MATERIAL PROVIDED
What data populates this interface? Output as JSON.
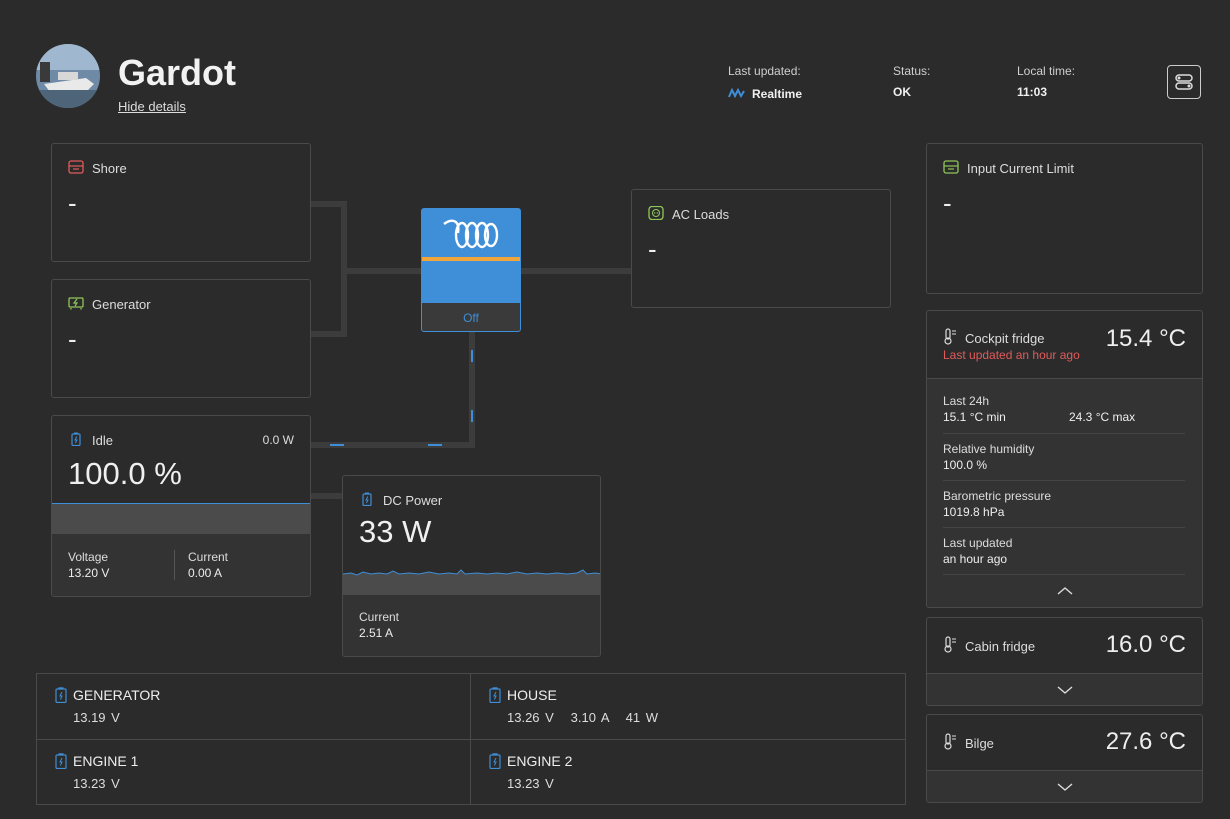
{
  "header": {
    "site_name": "Gardot",
    "hide_details": "Hide details",
    "last_updated_label": "Last updated:",
    "last_updated_value": "Realtime",
    "status_label": "Status:",
    "status_value": "OK",
    "local_time_label": "Local time:",
    "local_time_value": "11:03"
  },
  "shore": {
    "title": "Shore",
    "value": "-"
  },
  "generator": {
    "title": "Generator",
    "value": "-"
  },
  "inverter": {
    "state": "Off"
  },
  "ac_loads": {
    "title": "AC Loads",
    "value": "-"
  },
  "battery": {
    "title": "Idle",
    "power": "0.0 W",
    "soc": "100.0 %",
    "voltage_label": "Voltage",
    "voltage_value": "13.20 V",
    "current_label": "Current",
    "current_value": "0.00 A"
  },
  "dc_power": {
    "title": "DC Power",
    "value": "33 W",
    "current_label": "Current",
    "current_value": "2.51 A"
  },
  "batteries": [
    {
      "name": "GENERATOR",
      "values": "13.19 V"
    },
    {
      "name": "HOUSE",
      "values": "13.26 V   3.10 A   41 W"
    },
    {
      "name": "ENGINE 1",
      "values": "13.23 V"
    },
    {
      "name": "ENGINE 2",
      "values": "13.23 V"
    }
  ],
  "input_limit": {
    "title": "Input Current Limit",
    "value": "-"
  },
  "cockpit_fridge": {
    "title": "Cockpit fridge",
    "temp": "15.4 °C",
    "warning": "Last updated an hour ago",
    "last24_label": "Last 24h",
    "min": "15.1 °C min",
    "max": "24.3 °C max",
    "humidity_label": "Relative humidity",
    "humidity_value": "100.0 %",
    "pressure_label": "Barometric pressure",
    "pressure_value": "1019.8 hPa",
    "updated_label": "Last updated",
    "updated_value": "an hour ago"
  },
  "cabin_fridge": {
    "title": "Cabin fridge",
    "temp": "16.0 °C"
  },
  "bilge": {
    "title": "Bilge",
    "temp": "27.6 °C"
  },
  "colors": {
    "background": "#2b2b2b",
    "accent_blue": "#3f8ed8",
    "inverter_orange": "#f2a53a",
    "warning_red": "#e15a5a",
    "shore_icon": "#e25b5b",
    "generator_icon": "#8fc55a"
  }
}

WHAT YOU HAVE TO DO
Quote all of the entries word for word, omitting any pictures.

REPLY TO THE TASK
What data populates this interface? Output as JSON.
{
  "header": {
    "site_name": "Gardot",
    "hide_details": "Hide details",
    "last_updated_label": "Last updated:",
    "last_updated_value": "Realtime",
    "status_label": "Status:",
    "status_value": "OK",
    "local_time_label": "Local time:",
    "local_time_value": "11:03"
  },
  "shore": {
    "title": "Shore",
    "value": "-"
  },
  "generator": {
    "title": "Generator",
    "value": "-"
  },
  "inverter": {
    "state": "Off"
  },
  "ac_loads": {
    "title": "AC Loads",
    "value": "-"
  },
  "battery": {
    "title": "Idle",
    "power": "0.0 W",
    "soc": "100.0 %",
    "voltage_label": "Voltage",
    "voltage_value": "13.20 V",
    "current_label": "Current",
    "current_value": "0.00 A"
  },
  "dc_power": {
    "title": "DC Power",
    "value": "33 W",
    "current_label": "Current",
    "current_value": "2.51 A"
  },
  "batteries": [
    {
      "name": "GENERATOR",
      "values": "13.19 V"
    },
    {
      "name": "HOUSE",
      "values": "13.26 V   3.10 A   41 W"
    },
    {
      "name": "ENGINE 1",
      "values": "13.23 V"
    },
    {
      "name": "ENGINE 2",
      "values": "13.23 V"
    }
  ],
  "input_limit": {
    "title": "Input Current Limit",
    "value": "-"
  },
  "cockpit_fridge": {
    "title": "Cockpit fridge",
    "temp": "15.4 °C",
    "warning": "Last updated an hour ago",
    "last24_label": "Last 24h",
    "min": "15.1 °C min",
    "max": "24.3 °C max",
    "humidity_label": "Relative humidity",
    "humidity_value": "100.0 %",
    "pressure_label": "Barometric pressure",
    "pressure_value": "1019.8 hPa",
    "updated_label": "Last updated",
    "updated_value": "an hour ago"
  },
  "cabin_fridge": {
    "title": "Cabin fridge",
    "temp": "16.0 °C"
  },
  "bilge": {
    "title": "Bilge",
    "temp": "27.6 °C"
  },
  "colors": {
    "background": "#2b2b2b",
    "accent_blue": "#3f8ed8",
    "inverter_orange": "#f2a53a",
    "warning_red": "#e15a5a",
    "shore_icon": "#e25b5b",
    "generator_icon": "#8fc55a"
  }
}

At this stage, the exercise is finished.